**Problem description:**
Copy every one of the rows below word for word, keeping each line unchanged.

**Material provided:**
════

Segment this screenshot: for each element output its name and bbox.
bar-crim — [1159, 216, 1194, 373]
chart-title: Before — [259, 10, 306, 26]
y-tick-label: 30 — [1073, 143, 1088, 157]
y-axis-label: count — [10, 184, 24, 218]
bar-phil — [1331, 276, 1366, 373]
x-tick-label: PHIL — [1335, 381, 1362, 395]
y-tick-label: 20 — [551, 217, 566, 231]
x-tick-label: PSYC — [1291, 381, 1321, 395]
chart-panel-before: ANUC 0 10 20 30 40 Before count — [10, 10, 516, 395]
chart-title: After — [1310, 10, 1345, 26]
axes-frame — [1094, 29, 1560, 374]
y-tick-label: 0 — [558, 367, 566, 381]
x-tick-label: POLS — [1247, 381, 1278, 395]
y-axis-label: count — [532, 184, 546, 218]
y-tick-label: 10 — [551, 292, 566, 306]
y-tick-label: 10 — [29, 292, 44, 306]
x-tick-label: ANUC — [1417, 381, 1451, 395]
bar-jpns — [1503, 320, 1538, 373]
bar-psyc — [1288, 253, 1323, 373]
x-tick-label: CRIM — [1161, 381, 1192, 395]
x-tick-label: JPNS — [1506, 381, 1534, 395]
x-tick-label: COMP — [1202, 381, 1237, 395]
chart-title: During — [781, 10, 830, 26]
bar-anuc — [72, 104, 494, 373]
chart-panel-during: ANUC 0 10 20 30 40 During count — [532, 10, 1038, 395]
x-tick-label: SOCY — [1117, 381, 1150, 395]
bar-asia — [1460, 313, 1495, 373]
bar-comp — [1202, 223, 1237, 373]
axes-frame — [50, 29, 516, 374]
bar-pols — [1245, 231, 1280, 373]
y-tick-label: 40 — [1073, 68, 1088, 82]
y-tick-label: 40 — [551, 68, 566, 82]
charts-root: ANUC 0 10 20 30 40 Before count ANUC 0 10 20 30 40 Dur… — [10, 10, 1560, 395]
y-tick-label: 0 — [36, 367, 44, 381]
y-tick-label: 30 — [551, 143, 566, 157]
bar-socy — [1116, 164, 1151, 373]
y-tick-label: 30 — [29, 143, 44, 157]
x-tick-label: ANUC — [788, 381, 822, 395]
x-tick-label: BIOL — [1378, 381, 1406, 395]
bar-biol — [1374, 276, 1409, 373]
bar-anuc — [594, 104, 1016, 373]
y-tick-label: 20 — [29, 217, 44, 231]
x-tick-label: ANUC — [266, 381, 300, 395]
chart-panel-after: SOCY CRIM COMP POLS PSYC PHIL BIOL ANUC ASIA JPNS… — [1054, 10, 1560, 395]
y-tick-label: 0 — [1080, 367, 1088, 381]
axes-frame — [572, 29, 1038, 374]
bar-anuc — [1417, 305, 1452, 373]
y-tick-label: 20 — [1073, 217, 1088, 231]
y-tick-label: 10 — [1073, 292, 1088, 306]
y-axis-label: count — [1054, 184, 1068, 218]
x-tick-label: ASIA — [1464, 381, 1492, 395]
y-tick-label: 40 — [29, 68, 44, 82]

════

**Response to this exercise:**
Segment this screenshot: for each element output its name and bbox.
bar-crim — [1159, 216, 1194, 373]
chart-title: Before — [259, 10, 306, 26]
y-tick-label: 30 — [1073, 143, 1088, 157]
y-axis-label: count — [10, 184, 24, 218]
bar-phil — [1331, 276, 1366, 373]
x-tick-label: PHIL — [1335, 381, 1362, 395]
y-tick-label: 20 — [551, 217, 566, 231]
x-tick-label: PSYC — [1291, 381, 1321, 395]
chart-panel-before: ANUC 0 10 20 30 40 Before count — [10, 10, 516, 395]
chart-title: After — [1310, 10, 1345, 26]
axes-frame — [1094, 29, 1560, 374]
y-tick-label: 0 — [558, 367, 566, 381]
x-tick-label: POLS — [1247, 381, 1278, 395]
y-axis-label: count — [532, 184, 546, 218]
y-tick-label: 10 — [551, 292, 566, 306]
y-tick-label: 10 — [29, 292, 44, 306]
x-tick-label: ANUC — [1417, 381, 1451, 395]
bar-jpns — [1503, 320, 1538, 373]
bar-psyc — [1288, 253, 1323, 373]
x-tick-label: CRIM — [1161, 381, 1192, 395]
x-tick-label: JPNS — [1506, 381, 1534, 395]
x-tick-label: COMP — [1202, 381, 1237, 395]
chart-title: During — [781, 10, 830, 26]
bar-anuc — [72, 104, 494, 373]
chart-panel-during: ANUC 0 10 20 30 40 During count — [532, 10, 1038, 395]
x-tick-label: SOCY — [1117, 381, 1150, 395]
bar-asia — [1460, 313, 1495, 373]
bar-comp — [1202, 223, 1237, 373]
axes-frame — [50, 29, 516, 374]
bar-pols — [1245, 231, 1280, 373]
y-tick-label: 40 — [1073, 68, 1088, 82]
y-tick-label: 40 — [551, 68, 566, 82]
charts-root: ANUC 0 10 20 30 40 Before count ANUC 0 10 20 30 40 Dur… — [10, 10, 1560, 395]
y-tick-label: 0 — [36, 367, 44, 381]
y-tick-label: 30 — [551, 143, 566, 157]
bar-socy — [1116, 164, 1151, 373]
y-tick-label: 30 — [29, 143, 44, 157]
x-tick-label: ANUC — [788, 381, 822, 395]
x-tick-label: BIOL — [1378, 381, 1406, 395]
bar-biol — [1374, 276, 1409, 373]
bar-anuc — [594, 104, 1016, 373]
y-tick-label: 20 — [29, 217, 44, 231]
x-tick-label: ANUC — [266, 381, 300, 395]
chart-panel-after: SOCY CRIM COMP POLS PSYC PHIL BIOL ANUC ASIA JPNS… — [1054, 10, 1560, 395]
y-tick-label: 0 — [1080, 367, 1088, 381]
axes-frame — [572, 29, 1038, 374]
bar-anuc — [1417, 305, 1452, 373]
y-tick-label: 20 — [1073, 217, 1088, 231]
y-tick-label: 10 — [1073, 292, 1088, 306]
y-axis-label: count — [1054, 184, 1068, 218]
x-tick-label: ASIA — [1464, 381, 1492, 395]
y-tick-label: 40 — [29, 68, 44, 82]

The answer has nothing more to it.